- **Directive**: Return every record exactly as written.

(Records from a data source)
== == ==
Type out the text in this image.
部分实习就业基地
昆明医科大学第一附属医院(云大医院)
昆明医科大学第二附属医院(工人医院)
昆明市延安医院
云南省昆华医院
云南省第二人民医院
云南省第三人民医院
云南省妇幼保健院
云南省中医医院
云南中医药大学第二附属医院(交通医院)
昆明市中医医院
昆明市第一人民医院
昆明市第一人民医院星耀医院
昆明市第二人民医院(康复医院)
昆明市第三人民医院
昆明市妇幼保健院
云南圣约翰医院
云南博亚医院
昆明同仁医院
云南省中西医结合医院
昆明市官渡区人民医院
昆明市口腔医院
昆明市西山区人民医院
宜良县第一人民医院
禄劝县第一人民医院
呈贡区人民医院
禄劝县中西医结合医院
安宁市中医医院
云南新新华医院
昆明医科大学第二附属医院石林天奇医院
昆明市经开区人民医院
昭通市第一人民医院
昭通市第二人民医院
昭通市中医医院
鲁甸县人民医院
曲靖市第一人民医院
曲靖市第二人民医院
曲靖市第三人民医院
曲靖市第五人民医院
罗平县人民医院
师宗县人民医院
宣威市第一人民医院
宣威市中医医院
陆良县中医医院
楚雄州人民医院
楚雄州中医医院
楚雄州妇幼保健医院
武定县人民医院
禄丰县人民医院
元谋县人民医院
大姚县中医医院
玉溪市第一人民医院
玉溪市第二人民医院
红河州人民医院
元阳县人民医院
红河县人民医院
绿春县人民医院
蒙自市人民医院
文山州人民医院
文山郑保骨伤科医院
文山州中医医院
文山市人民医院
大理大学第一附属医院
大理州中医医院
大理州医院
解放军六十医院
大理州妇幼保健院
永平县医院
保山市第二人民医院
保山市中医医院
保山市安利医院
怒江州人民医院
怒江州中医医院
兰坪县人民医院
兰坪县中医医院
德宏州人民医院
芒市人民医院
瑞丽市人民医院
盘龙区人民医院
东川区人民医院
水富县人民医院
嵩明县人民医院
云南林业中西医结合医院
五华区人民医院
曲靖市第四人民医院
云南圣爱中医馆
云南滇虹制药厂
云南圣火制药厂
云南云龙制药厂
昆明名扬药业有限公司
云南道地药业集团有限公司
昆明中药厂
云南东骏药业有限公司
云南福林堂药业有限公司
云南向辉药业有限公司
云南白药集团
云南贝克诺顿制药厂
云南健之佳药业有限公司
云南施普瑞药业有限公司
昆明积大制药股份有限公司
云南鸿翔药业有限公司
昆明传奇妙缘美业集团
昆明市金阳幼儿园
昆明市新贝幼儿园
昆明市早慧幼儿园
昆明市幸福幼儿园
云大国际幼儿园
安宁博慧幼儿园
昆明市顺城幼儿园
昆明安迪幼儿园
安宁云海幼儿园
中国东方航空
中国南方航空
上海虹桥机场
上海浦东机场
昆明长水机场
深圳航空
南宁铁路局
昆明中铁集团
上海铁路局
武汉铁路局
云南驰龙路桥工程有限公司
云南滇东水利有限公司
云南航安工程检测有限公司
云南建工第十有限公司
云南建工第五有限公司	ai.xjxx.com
== == ==
- **Result of this exercise**:
Type out the text in this image.
部分实习就业基地
昆明医科大学第一附属医院(云大医院)
昆明医科大学第二附属医院(工人医院)
昆明市延安医院
云南省昆华医院
云南省第二人民医院
云南省第三人民医院
云南省妇幼保健院
云南省中医医院
云南中医药大学第二附属医院(交通医院)
昆明市中医医院
昆明市第一人民医院
昆明市第一人民医院星耀医院
昆明市第二人民医院(康复医院)
昆明市第三人民医院
昆明市妇幼保健院
云南圣约翰医院
云南博亚医院
昆明同仁医院
云南省中西医结合医院
昆明市官渡区人民医院
昆明市口腔医院
昆明市西山区人民医院
宜良县第一人民医院
禄劝县第一人民医院
呈贡区人民医院
禄劝县中西医结合医院
安宁市中医医院
云南新新华医院
昆明医科大学第二附属医院石林天奇医院
昆明市经开区人民医院
昭通市第一人民医院
昭通市第二人民医院
昭通市中医医院
鲁甸县人民医院
曲靖市第一人民医院
曲靖市第二人民医院
曲靖市第三人民医院
曲靖市第五人民医院
罗平县人民医院
师宗县人民医院
宣威市第一人民医院
宣威市中医医院
陆良县中医医院
楚雄州人民医院
楚雄州中医医院
楚雄州妇幼保健医院
武定县人民医院
禄丰县人民医院
元谋县人民医院
大姚县中医医院
玉溪市第一人民医院
玉溪市第二人民医院
红河州人民医院
元阳县人民医院
红河县人民医院
绿春县人民医院
蒙自市人民医院
文山州人民医院
文山郑保骨伤科医院
文山州中医医院
文山市人民医院
大理大学第一附属医院
大理州中医医院
大理州医院
解放军六十医院
大理州妇幼保健院
永平县医院
保山市第二人民医院
保山市中医医院
保山市安利医院
怒江州人民医院
怒江州中医医院
兰坪县人民医院
兰坪县中医医院
德宏州人民医院
芒市人民医院
瑞丽市人民医院
盘龙区人民医院
东川区人民医院
水富县人民医院
嵩明县人民医院
云南林业中西医结合医院
五华区人民医院
曲靖市第四人民医院
云南圣爱中医馆
云南滇虹制药厂
云南圣火制药厂
云南云龙制药厂
昆明名扬药业有限公司
云南道地药业集团有限公司
昆明中药厂
云南东骏药业有限公司
云南福林堂药业有限公司
云南向辉药业有限公司
云南白药集团
云南贝克诺顿制药厂
云南健之佳药业有限公司
云南施普瑞药业有限公司
昆明积大制药股份有限公司
云南鸿翔药业有限公司
昆明传奇妙缘美业集团
昆明市金阳幼儿园
昆明市新贝幼儿园
昆明市早慧幼儿园
昆明市幸福幼儿园
云大国际幼儿园
安宁博慧幼儿园
昆明市顺城幼儿园
昆明安迪幼儿园
安宁云海幼儿园
中国东方航空
中国南方航空
上海虹桥机场
上海浦东机场
昆明长水机场
深圳航空
南宁铁路局
昆明中铁集团
上海铁路局
武汉铁路局
云南驰龙路桥工程有限公司
云南滇东水利有限公司
云南航安工程检测有限公司
云南建工第十有限公司
云南建工第五有限公司	ai.xjxx.com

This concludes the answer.